- [WHAT YOU NEED TO DO] Reproduce the part of the passage on "The Yellow Wallpaper" between "Sometimes I think" and "woman being mistreated.", inclusive, word for word.

- [EXCERPT TO READ]
********************
Yet Gilman does not end “The Yellow Wallpaper” on a pessimistic note. She offers her protagonist hope in the form of the other women trapped behind the wallpaper. The narrator realizes the reason for the wallpaper’s ever-changing pattern:
The front pattern does move-and no wonder! The woman behind shakes it!
Sometimes I think there are a great many women behind, and sometimes only one, and she crawls around fast, and her crawling shakes it all over. (265)
The narrator finds solace in the fact that she is not the only woman being mistreated.
The narrator discovers that the only way to over come the yellow wallpaper and society’s misconstrued views towards women is to unite with other oppressed women. She expresses her triumph over the wallpaper: “I pulled and she shook, I shook and she pulled, and before morning we had peeled off yards of that paper” (267). It is only when she unites with the other women trapped behind the wallpaper that she can start to see progress in the removal of the wallpaper.
Hope for the role of women in society is also displayed through Gilman’s use of imagery at the ending. The narrator questions her husband’s response to her success over the wallpaper: “Now why should that man have fainted? But he did, and right across my path by the wall, so I had to creep over him every time!” (269). This image portrays the man as physically weaker than the woman since he is unconscious on the floor. The wife’s actions of creeping over him suggest physical dominance. In this image, Gilman has reversed Dr. Weir Mitchell’s theory that females are the weaker sex.
After a careful analysis of the textual evidence in “The Yellow Wallpaper” it is apparent that Gilman’s purpose was far greater than scribing a supernatural tale. Although some of her reading audience found the mental degeneration of the main character disturbing, her purpose was to reveal the horrific way in which members of the medical profession treated women. The true irony lies in the fact that Gilman avenged the misogynist stereotype of the nineteenth-century woman by engaging in an activity that was forbidden by Dr. Mitchell. By choosing to disregard doctor’s orders in order to continue her own intellectual pursuits, Gilman forged the way for other women to question the validity of the medical community’s beliefs.
********************
- [DATASET EXCERPTS]
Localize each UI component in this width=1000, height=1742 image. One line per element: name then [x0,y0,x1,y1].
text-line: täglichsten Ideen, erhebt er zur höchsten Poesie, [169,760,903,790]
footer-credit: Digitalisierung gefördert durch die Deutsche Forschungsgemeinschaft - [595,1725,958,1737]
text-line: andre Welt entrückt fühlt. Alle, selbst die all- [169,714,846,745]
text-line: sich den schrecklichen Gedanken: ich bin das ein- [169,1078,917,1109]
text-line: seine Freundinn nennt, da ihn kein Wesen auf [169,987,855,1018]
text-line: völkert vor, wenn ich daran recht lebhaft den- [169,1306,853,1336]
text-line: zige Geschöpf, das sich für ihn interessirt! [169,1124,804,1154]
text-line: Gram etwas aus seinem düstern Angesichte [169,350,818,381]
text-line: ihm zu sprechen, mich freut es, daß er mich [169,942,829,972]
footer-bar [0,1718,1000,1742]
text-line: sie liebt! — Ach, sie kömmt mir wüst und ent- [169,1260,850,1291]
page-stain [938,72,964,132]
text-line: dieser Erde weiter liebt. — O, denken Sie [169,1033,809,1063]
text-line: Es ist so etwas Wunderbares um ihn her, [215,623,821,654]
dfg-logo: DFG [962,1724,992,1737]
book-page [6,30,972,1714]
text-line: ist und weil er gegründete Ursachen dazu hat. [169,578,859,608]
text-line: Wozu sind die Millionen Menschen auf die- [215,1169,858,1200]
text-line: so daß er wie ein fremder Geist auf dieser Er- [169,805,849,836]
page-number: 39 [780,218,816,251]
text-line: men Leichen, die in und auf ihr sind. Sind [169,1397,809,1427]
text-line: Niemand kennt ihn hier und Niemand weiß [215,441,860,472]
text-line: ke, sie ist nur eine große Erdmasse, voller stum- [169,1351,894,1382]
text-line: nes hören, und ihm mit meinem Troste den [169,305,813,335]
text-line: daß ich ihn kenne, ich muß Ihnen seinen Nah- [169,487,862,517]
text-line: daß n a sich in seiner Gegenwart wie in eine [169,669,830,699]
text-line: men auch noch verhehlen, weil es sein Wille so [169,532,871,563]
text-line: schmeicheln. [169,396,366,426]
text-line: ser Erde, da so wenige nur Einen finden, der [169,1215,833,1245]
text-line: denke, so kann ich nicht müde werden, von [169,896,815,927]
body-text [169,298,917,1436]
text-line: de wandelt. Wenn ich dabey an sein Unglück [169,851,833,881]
********************
- [WRITTEN RESPONSE]
Sometimes I think there are a great many women behind, and sometimes only one, and she crawls around fast, and her crawling shakes it all over. (265)
The narrator finds solace in the fact that she is not the only woman being mistreated.